═══ Items

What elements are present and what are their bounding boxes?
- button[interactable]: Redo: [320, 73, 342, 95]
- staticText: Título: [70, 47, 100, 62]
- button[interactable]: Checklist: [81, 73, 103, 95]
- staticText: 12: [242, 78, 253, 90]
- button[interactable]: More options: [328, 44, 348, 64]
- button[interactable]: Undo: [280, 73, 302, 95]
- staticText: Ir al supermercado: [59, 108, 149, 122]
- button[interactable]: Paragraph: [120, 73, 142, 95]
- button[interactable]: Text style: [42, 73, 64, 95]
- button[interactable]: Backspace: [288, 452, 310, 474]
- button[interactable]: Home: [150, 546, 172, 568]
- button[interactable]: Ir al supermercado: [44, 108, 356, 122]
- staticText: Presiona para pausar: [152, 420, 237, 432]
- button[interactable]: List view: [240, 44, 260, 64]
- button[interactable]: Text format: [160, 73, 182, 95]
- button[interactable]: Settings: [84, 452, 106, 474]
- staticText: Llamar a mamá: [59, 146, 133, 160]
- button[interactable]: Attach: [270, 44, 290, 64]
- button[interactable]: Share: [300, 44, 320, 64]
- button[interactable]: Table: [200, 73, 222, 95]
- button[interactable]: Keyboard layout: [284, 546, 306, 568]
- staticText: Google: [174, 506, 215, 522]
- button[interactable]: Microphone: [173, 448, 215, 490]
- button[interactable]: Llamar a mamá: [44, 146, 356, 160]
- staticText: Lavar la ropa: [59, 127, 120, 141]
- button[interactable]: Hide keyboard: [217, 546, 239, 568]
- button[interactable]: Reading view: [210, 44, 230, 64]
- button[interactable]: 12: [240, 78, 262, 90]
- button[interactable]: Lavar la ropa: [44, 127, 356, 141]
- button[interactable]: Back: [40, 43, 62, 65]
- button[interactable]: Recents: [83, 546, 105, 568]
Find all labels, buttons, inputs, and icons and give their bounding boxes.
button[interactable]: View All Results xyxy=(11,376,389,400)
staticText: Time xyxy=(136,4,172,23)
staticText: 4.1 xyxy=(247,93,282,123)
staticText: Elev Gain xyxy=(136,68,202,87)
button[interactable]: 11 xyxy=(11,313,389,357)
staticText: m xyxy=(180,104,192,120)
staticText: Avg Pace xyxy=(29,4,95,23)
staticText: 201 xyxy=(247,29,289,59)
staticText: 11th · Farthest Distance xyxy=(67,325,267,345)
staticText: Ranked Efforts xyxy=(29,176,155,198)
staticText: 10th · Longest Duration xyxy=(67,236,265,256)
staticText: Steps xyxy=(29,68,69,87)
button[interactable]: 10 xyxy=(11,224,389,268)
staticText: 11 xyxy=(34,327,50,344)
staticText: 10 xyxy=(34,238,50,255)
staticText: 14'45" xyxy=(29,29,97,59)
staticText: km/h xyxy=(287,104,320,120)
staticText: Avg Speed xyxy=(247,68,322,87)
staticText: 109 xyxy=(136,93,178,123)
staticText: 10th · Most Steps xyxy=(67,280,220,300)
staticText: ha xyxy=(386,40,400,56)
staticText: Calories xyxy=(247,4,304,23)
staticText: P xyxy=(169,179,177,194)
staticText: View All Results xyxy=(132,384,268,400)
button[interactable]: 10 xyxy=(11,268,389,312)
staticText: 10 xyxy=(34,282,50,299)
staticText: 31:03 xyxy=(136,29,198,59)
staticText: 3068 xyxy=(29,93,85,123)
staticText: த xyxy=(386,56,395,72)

══════

**Direction**
Revise the material above, replacing every occurrence of "View All Results" with "See All Results" and leaving all other text unchanged.

**Result of this exercise**
What elements are present and what are their bounding boxes?
- button[interactable]: Redo: [320, 73, 342, 95]
- staticText: Título: [70, 47, 100, 62]
- button[interactable]: Checklist: [81, 73, 103, 95]
- staticText: 12: [242, 78, 253, 90]
- button[interactable]: More options: [328, 44, 348, 64]
- button[interactable]: Undo: [280, 73, 302, 95]
- staticText: Ir al supermercado: [59, 108, 149, 122]
- button[interactable]: Paragraph: [120, 73, 142, 95]
- button[interactable]: Text style: [42, 73, 64, 95]
- button[interactable]: Backspace: [288, 452, 310, 474]
- button[interactable]: Home: [150, 546, 172, 568]
- button[interactable]: Ir al supermercado: [44, 108, 356, 122]
- staticText: Presiona para pausar: [152, 420, 237, 432]
- button[interactable]: List view: [240, 44, 260, 64]
- button[interactable]: Text format: [160, 73, 182, 95]
- button[interactable]: Settings: [84, 452, 106, 474]
- staticText: Llamar a mamá: [59, 146, 133, 160]
- button[interactable]: Attach: [270, 44, 290, 64]
- button[interactable]: Share: [300, 44, 320, 64]
- button[interactable]: Table: [200, 73, 222, 95]
- button[interactable]: Keyboard layout: [284, 546, 306, 568]
- staticText: Google: [174, 506, 215, 522]
- button[interactable]: Microphone: [173, 448, 215, 490]
- button[interactable]: Llamar a mamá: [44, 146, 356, 160]
- staticText: Lavar la ropa: [59, 127, 120, 141]
- button[interactable]: Hide keyboard: [217, 546, 239, 568]
- button[interactable]: Reading view: [210, 44, 230, 64]
- button[interactable]: 12: [240, 78, 262, 90]
- button[interactable]: Lavar la ropa: [44, 127, 356, 141]
- button[interactable]: Back: [40, 43, 62, 65]
- button[interactable]: Recents: [83, 546, 105, 568]
Find all labels, buttons, inputs, and icons and give their bounding boxes.
button[interactable]: See All Results xyxy=(11,376,389,400)
staticText: Time xyxy=(136,4,172,23)
staticText: 4.1 xyxy=(247,93,282,123)
staticText: Elev Gain xyxy=(136,68,202,87)
button[interactable]: 11 xyxy=(11,313,389,357)
staticText: m xyxy=(180,104,192,120)
staticText: Avg Pace xyxy=(29,4,95,23)
staticText: 201 xyxy=(247,29,289,59)
staticText: 11th · Farthest Distance xyxy=(67,325,267,345)
staticText: Ranked Efforts xyxy=(29,176,155,198)
staticText: 10th · Longest Duration xyxy=(67,236,265,256)
staticText: Steps xyxy=(29,68,69,87)
button[interactable]: 10 xyxy=(11,224,389,268)
staticText: 11 xyxy=(34,327,50,344)
staticText: 10 xyxy=(34,238,50,255)
staticText: 14'45" xyxy=(29,29,97,59)
staticText: km/h xyxy=(287,104,320,120)
staticText: Avg Speed xyxy=(247,68,322,87)
staticText: 109 xyxy=(136,93,178,123)
staticText: 10th · Most Steps xyxy=(67,280,220,300)
staticText: ha xyxy=(386,40,400,56)
staticText: Calories xyxy=(247,4,304,23)
staticText: P xyxy=(169,179,177,194)
staticText: See All Results xyxy=(132,384,268,400)
button[interactable]: 10 xyxy=(11,268,389,312)
staticText: 10 xyxy=(34,282,50,299)
staticText: 31:03 xyxy=(136,29,198,59)
staticText: 3068 xyxy=(29,93,85,123)
staticText: த xyxy=(386,56,395,72)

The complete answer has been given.